Your goal: Leaving out the pictures, retype all the material exactly.

Exercise material:
※ ※ ※
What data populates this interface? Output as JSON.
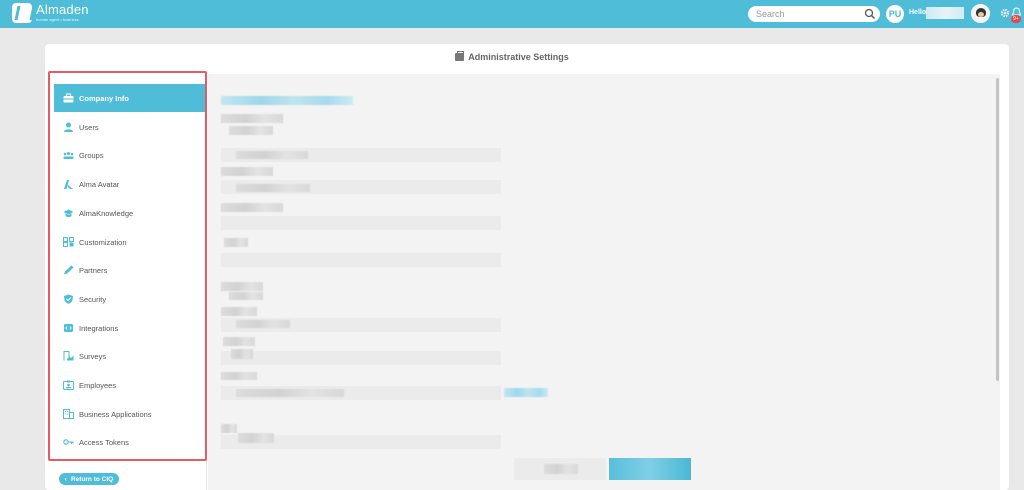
{
  "topbar": {
    "logo_name": "Almaden",
    "logo_tagline": "human agent • business",
    "search_placeholder": "Search",
    "user_initials": "PU",
    "greeting": "Hello",
    "notification_count": "9+"
  },
  "page": {
    "title": "Administrative Settings"
  },
  "sidebar": {
    "items": [
      {
        "label": "Company Info",
        "icon": "briefcase-icon",
        "active": true
      },
      {
        "label": "Users",
        "icon": "user-icon"
      },
      {
        "label": "Groups",
        "icon": "groups-icon"
      },
      {
        "label": "Alma Avatar",
        "icon": "alma-logo-icon"
      },
      {
        "label": "AlmaKnowledge",
        "icon": "graduation-cap-icon"
      },
      {
        "label": "Customization",
        "icon": "grid-icon"
      },
      {
        "label": "Partners",
        "icon": "pen-icon"
      },
      {
        "label": "Security",
        "icon": "shield-icon"
      },
      {
        "label": "Integrations",
        "icon": "integration-icon"
      },
      {
        "label": "Surveys",
        "icon": "survey-icon"
      },
      {
        "label": "Employees",
        "icon": "id-card-icon"
      },
      {
        "label": "Business Applications",
        "icon": "building-icon"
      },
      {
        "label": "Access Tokens",
        "icon": "key-icon"
      }
    ],
    "return_label": "Return to CIQ"
  },
  "colors": {
    "accent": "#4fbcd8",
    "highlight_border": "#e85a63",
    "notification_badge": "#e24a4a"
  }
}
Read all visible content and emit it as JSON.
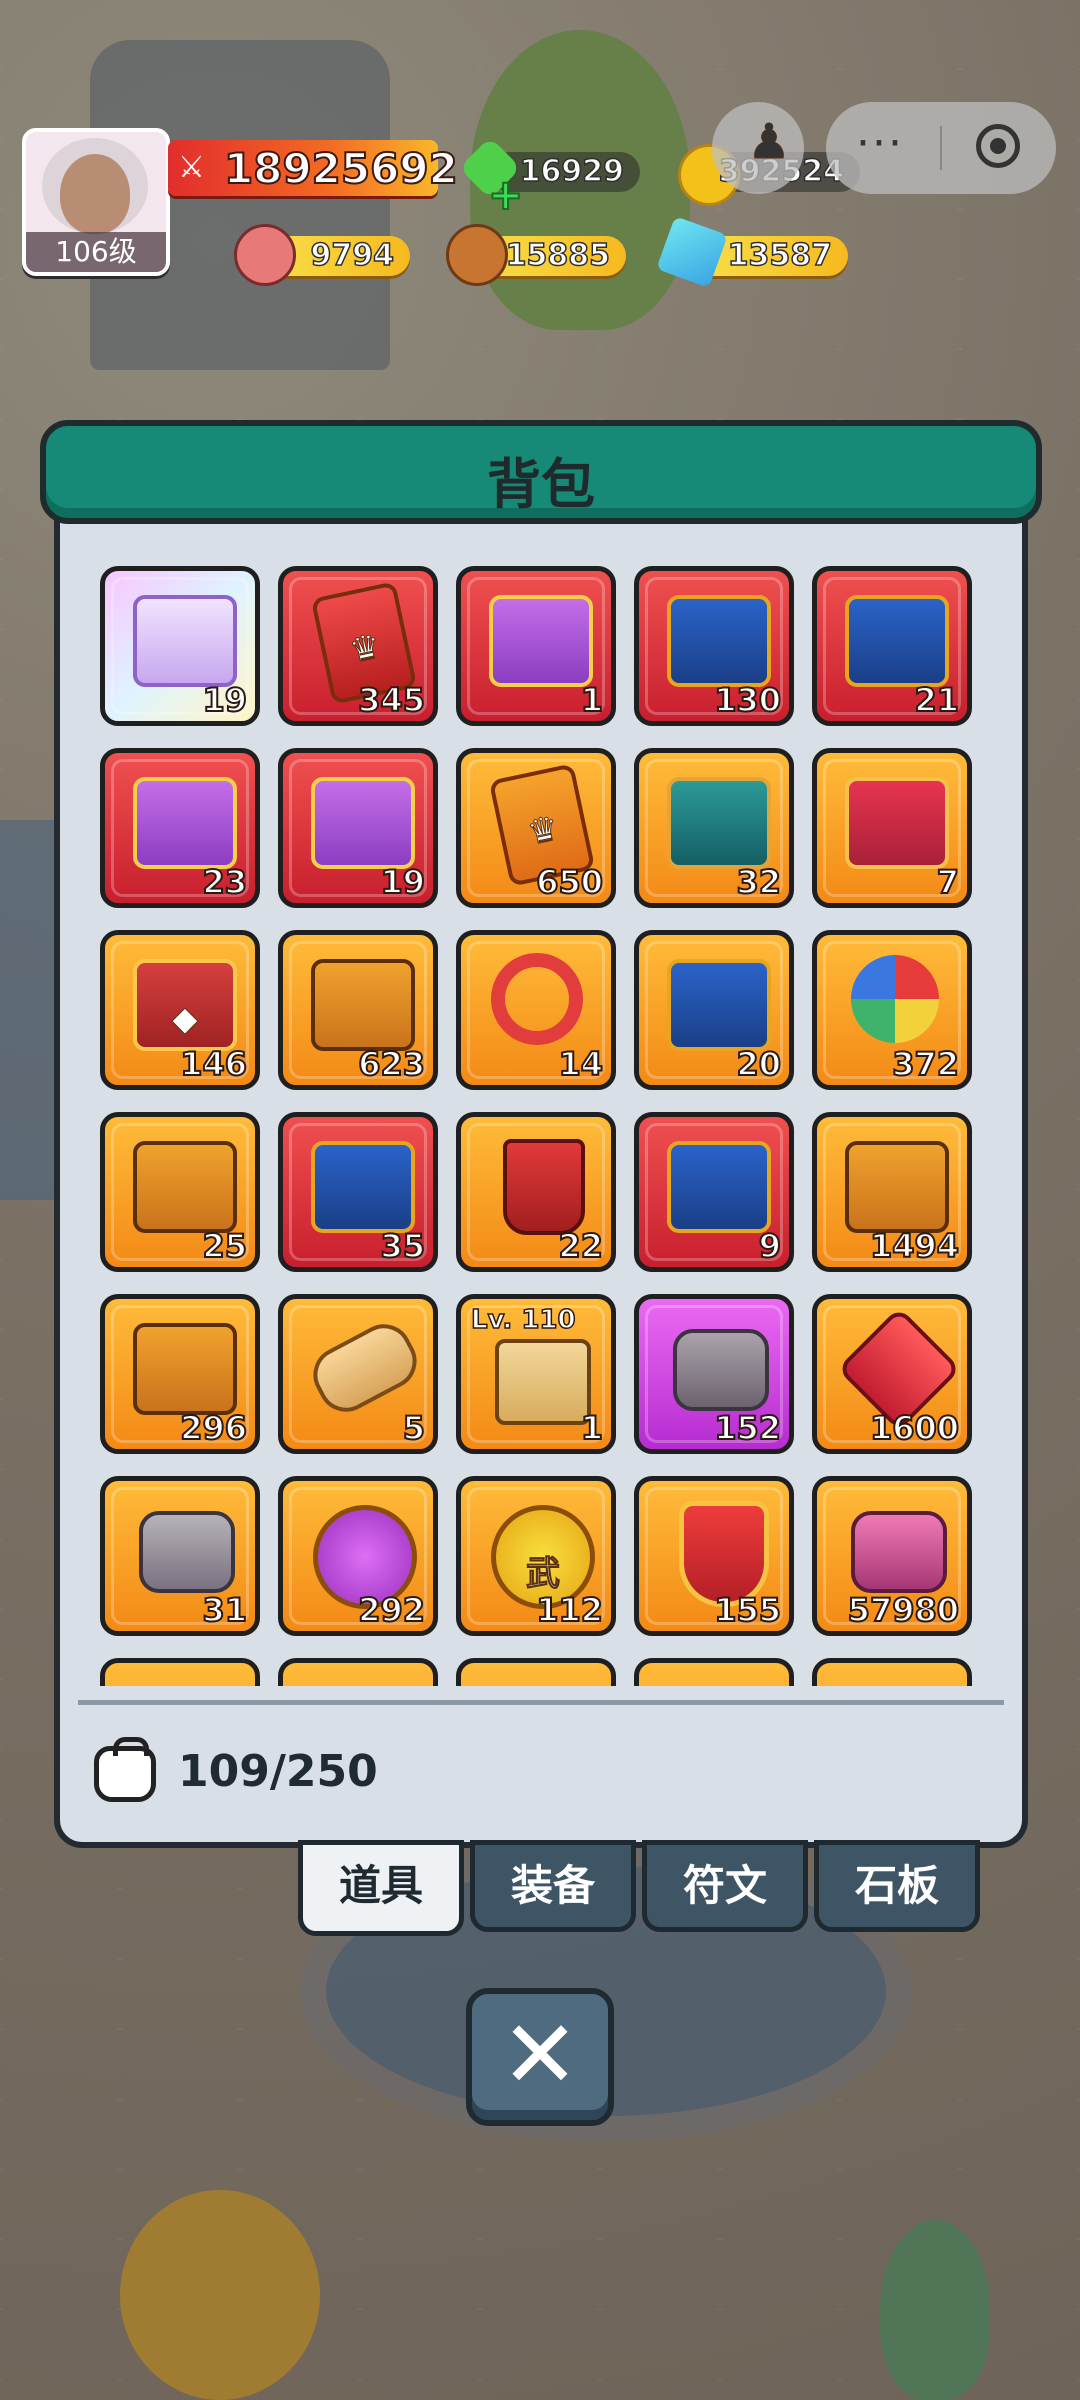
{
  "hud": {
    "level": "106级",
    "power": "18925692",
    "green_gem": "16929",
    "gold": "392524",
    "meat": "9794",
    "wood": "15885",
    "crystal": "13587"
  },
  "bag": {
    "title": "背包",
    "capacity": "109/250",
    "items": [
      {
        "bg": "rainbow",
        "art": "art-chest-purple",
        "glyph": "",
        "count": "19",
        "name": "slot-purple-crown-chest"
      },
      {
        "bg": "red",
        "art": "art-card red",
        "glyph": "♛",
        "count": "345",
        "name": "slot-red-crown-card"
      },
      {
        "bg": "red",
        "art": "art-chest-winged",
        "glyph": "",
        "count": "1",
        "name": "slot-winged-chest"
      },
      {
        "bg": "red",
        "art": "art-chest-blue",
        "glyph": "",
        "count": "130",
        "name": "slot-blue-chest"
      },
      {
        "bg": "red",
        "art": "art-chest-blue",
        "glyph": "",
        "count": "21",
        "name": "slot-blue-chest"
      },
      {
        "bg": "red",
        "art": "art-chest-winged",
        "glyph": "",
        "count": "23",
        "name": "slot-winged-chest"
      },
      {
        "bg": "red",
        "art": "art-chest-winged",
        "glyph": "",
        "count": "19",
        "name": "slot-winged-chest"
      },
      {
        "bg": "orange",
        "art": "art-card",
        "glyph": "♛",
        "count": "650",
        "name": "slot-orange-crown-card"
      },
      {
        "bg": "orange",
        "art": "art-chest-teal",
        "glyph": "",
        "count": "32",
        "name": "slot-teal-chest"
      },
      {
        "bg": "orange",
        "art": "art-chest-fire",
        "glyph": "",
        "count": "7",
        "name": "slot-fire-chest"
      },
      {
        "bg": "orange",
        "art": "art-chest-red",
        "glyph": "◆",
        "count": "146",
        "name": "slot-red-gem-chest"
      },
      {
        "bg": "orange",
        "art": "art-chest",
        "glyph": "",
        "count": "623",
        "name": "slot-gold-chest"
      },
      {
        "bg": "orange",
        "art": "art-ring",
        "glyph": "",
        "count": "14",
        "name": "slot-ring-item"
      },
      {
        "bg": "orange",
        "art": "art-chest-blue",
        "glyph": "",
        "count": "20",
        "name": "slot-blue-crown-chest"
      },
      {
        "bg": "orange",
        "art": "art-pinwheel",
        "glyph": "",
        "count": "372",
        "name": "slot-pinwheel"
      },
      {
        "bg": "orange",
        "art": "art-chest",
        "glyph": "",
        "count": "25",
        "name": "slot-gold-chest"
      },
      {
        "bg": "red",
        "art": "art-chest-blue",
        "glyph": "",
        "count": "35",
        "name": "slot-blue-chest"
      },
      {
        "bg": "orange",
        "art": "art-cup",
        "glyph": "",
        "count": "22",
        "name": "slot-red-cup"
      },
      {
        "bg": "red",
        "art": "art-chest-blue",
        "glyph": "",
        "count": "9",
        "name": "slot-blue-chest"
      },
      {
        "bg": "orange",
        "art": "art-chest",
        "glyph": "",
        "count": "1494",
        "name": "slot-gold-chest"
      },
      {
        "bg": "orange",
        "art": "art-chest",
        "glyph": "",
        "count": "296",
        "name": "slot-gold-chest"
      },
      {
        "bg": "orange",
        "art": "art-scroll",
        "glyph": "",
        "count": "5",
        "name": "slot-scroll"
      },
      {
        "bg": "orange",
        "art": "art-map",
        "glyph": "",
        "count": "1",
        "lv": "Lv. 110",
        "name": "slot-level-map"
      },
      {
        "bg": "purple",
        "art": "art-rock purple",
        "glyph": "",
        "count": "152",
        "name": "slot-purple-stones"
      },
      {
        "bg": "orange",
        "art": "art-gem-red",
        "glyph": "",
        "count": "1600",
        "name": "slot-red-gem"
      },
      {
        "bg": "orange",
        "art": "art-rock",
        "glyph": "",
        "count": "31",
        "name": "slot-stone-tablet"
      },
      {
        "bg": "orange",
        "art": "art-coin purple",
        "glyph": "",
        "count": "292",
        "name": "slot-purple-coin"
      },
      {
        "bg": "orange",
        "art": "art-coin",
        "glyph": "武",
        "count": "112",
        "name": "slot-wu-coin"
      },
      {
        "bg": "orange",
        "art": "art-shield",
        "glyph": "",
        "count": "155",
        "name": "slot-sword-shield"
      },
      {
        "bg": "orange",
        "art": "art-rock pink",
        "glyph": "",
        "count": "57980",
        "name": "slot-pink-ore"
      }
    ]
  },
  "tabs": [
    "道具",
    "装备",
    "符文",
    "石板"
  ],
  "icons": {
    "power": "crossed-swords-icon",
    "close": "close-icon",
    "bag": "bag-icon",
    "more": "more-icon",
    "target": "target-icon"
  }
}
※ ※ ※
Exercise response:
What data populates this interface? Output as JSON.
{
  "topbar": {
    "logo_name": "Almaden",
    "logo_tagline": "human agent • business",
    "search_placeholder": "Search",
    "user_initials": "PU",
    "greeting": "Hello",
    "notification_count": "9+"
  },
  "page": {
    "title": "Administrative Settings"
  },
  "sidebar": {
    "items": [
      {
        "label": "Company Info",
        "icon": "briefcase-icon",
        "active": true
      },
      {
        "label": "Users",
        "icon": "user-icon"
      },
      {
        "label": "Groups",
        "icon": "groups-icon"
      },
      {
        "label": "Alma Avatar",
        "icon": "alma-logo-icon"
      },
      {
        "label": "AlmaKnowledge",
        "icon": "graduation-cap-icon"
      },
      {
        "label": "Customization",
        "icon": "grid-icon"
      },
      {
        "label": "Partners",
        "icon": "pen-icon"
      },
      {
        "label": "Security",
        "icon": "shield-icon"
      },
      {
        "label": "Integrations",
        "icon": "integration-icon"
      },
      {
        "label": "Surveys",
        "icon": "survey-icon"
      },
      {
        "label": "Employees",
        "icon": "id-card-icon"
      },
      {
        "label": "Business Applications",
        "icon": "building-icon"
      },
      {
        "label": "Access Tokens",
        "icon": "key-icon"
      }
    ],
    "return_label": "Return to CIQ"
  },
  "colors": {
    "accent": "#4fbcd8",
    "highlight_border": "#e85a63",
    "notification_badge": "#e24a4a"
  }
}
Read all visible content and emit it as JSON.
{
  "hud": {
    "level": "106级",
    "power": "18925692",
    "green_gem": "16929",
    "gold": "392524",
    "meat": "9794",
    "wood": "15885",
    "crystal": "13587"
  },
  "bag": {
    "title": "背包",
    "capacity": "109/250",
    "items": [
      {
        "bg": "rainbow",
        "art": "art-chest-purple",
        "glyph": "",
        "count": "19",
        "name": "slot-purple-crown-chest"
      },
      {
        "bg": "red",
        "art": "art-card red",
        "glyph": "♛",
        "count": "345",
        "name": "slot-red-crown-card"
      },
      {
        "bg": "red",
        "art": "art-chest-winged",
        "glyph": "",
        "count": "1",
        "name": "slot-winged-chest"
      },
      {
        "bg": "red",
        "art": "art-chest-blue",
        "glyph": "",
        "count": "130",
        "name": "slot-blue-chest"
      },
      {
        "bg": "red",
        "art": "art-chest-blue",
        "glyph": "",
        "count": "21",
        "name": "slot-blue-chest"
      },
      {
        "bg": "red",
        "art": "art-chest-winged",
        "glyph": "",
        "count": "23",
        "name": "slot-winged-chest"
      },
      {
        "bg": "red",
        "art": "art-chest-winged",
        "glyph": "",
        "count": "19",
        "name": "slot-winged-chest"
      },
      {
        "bg": "orange",
        "art": "art-card",
        "glyph": "♛",
        "count": "650",
        "name": "slot-orange-crown-card"
      },
      {
        "bg": "orange",
        "art": "art-chest-teal",
        "glyph": "",
        "count": "32",
        "name": "slot-teal-chest"
      },
      {
        "bg": "orange",
        "art": "art-chest-fire",
        "glyph": "",
        "count": "7",
        "name": "slot-fire-chest"
      },
      {
        "bg": "orange",
        "art": "art-chest-red",
        "glyph": "◆",
        "count": "146",
        "name": "slot-red-gem-chest"
      },
      {
        "bg": "orange",
        "art": "art-chest",
        "glyph": "",
        "count": "623",
        "name": "slot-gold-chest"
      },
      {
        "bg": "orange",
        "art": "art-ring",
        "glyph": "",
        "count": "14",
        "name": "slot-ring-item"
      },
      {
        "bg": "orange",
        "art": "art-chest-blue",
        "glyph": "",
        "count": "20",
        "name": "slot-blue-crown-chest"
      },
      {
        "bg": "orange",
        "art": "art-pinwheel",
        "glyph": "",
        "count": "372",
        "name": "slot-pinwheel"
      },
      {
        "bg": "orange",
        "art": "art-chest",
        "glyph": "",
        "count": "25",
        "name": "slot-gold-chest"
      },
      {
        "bg": "red",
        "art": "art-chest-blue",
        "glyph": "",
        "count": "35",
        "name": "slot-blue-chest"
      },
      {
        "bg": "orange",
        "art": "art-cup",
        "glyph": "",
        "count": "22",
        "name": "slot-red-cup"
      },
      {
        "bg": "red",
        "art": "art-chest-blue",
        "glyph": "",
        "count": "9",
        "name": "slot-blue-chest"
      },
      {
        "bg": "orange",
        "art": "art-chest",
        "glyph": "",
        "count": "1494",
        "name": "slot-gold-chest"
      },
      {
        "bg": "orange",
        "art": "art-chest",
        "glyph": "",
        "count": "296",
        "name": "slot-gold-chest"
      },
      {
        "bg": "orange",
        "art": "art-scroll",
        "glyph": "",
        "count": "5",
        "name": "slot-scroll"
      },
      {
        "bg": "orange",
        "art": "art-map",
        "glyph": "",
        "count": "1",
        "lv": "Lv. 110",
        "name": "slot-level-map"
      },
      {
        "bg": "purple",
        "art": "art-rock purple",
        "glyph": "",
        "count": "152",
        "name": "slot-purple-stones"
      },
      {
        "bg": "orange",
        "art": "art-gem-red",
        "glyph": "",
        "count": "1600",
        "name": "slot-red-gem"
      },
      {
        "bg": "orange",
        "art": "art-rock",
        "glyph": "",
        "count": "31",
        "name": "slot-stone-tablet"
      },
      {
        "bg": "orange",
        "art": "art-coin purple",
        "glyph": "",
        "count": "292",
        "name": "slot-purple-coin"
      },
      {
        "bg": "orange",
        "art": "art-coin",
        "glyph": "武",
        "count": "112",
        "name": "slot-wu-coin"
      },
      {
        "bg": "orange",
        "art": "art-shield",
        "glyph": "",
        "count": "155",
        "name": "slot-sword-shield"
      },
      {
        "bg": "orange",
        "art": "art-rock pink",
        "glyph": "",
        "count": "57980",
        "name": "slot-pink-ore"
      }
    ]
  },
  "tabs": [
    "道具",
    "装备",
    "符文",
    "石板"
  ],
  "icons": {
    "power": "crossed-swords-icon",
    "close": "close-icon",
    "bag": "bag-icon",
    "more": "more-icon",
    "target": "target-icon"
  }
}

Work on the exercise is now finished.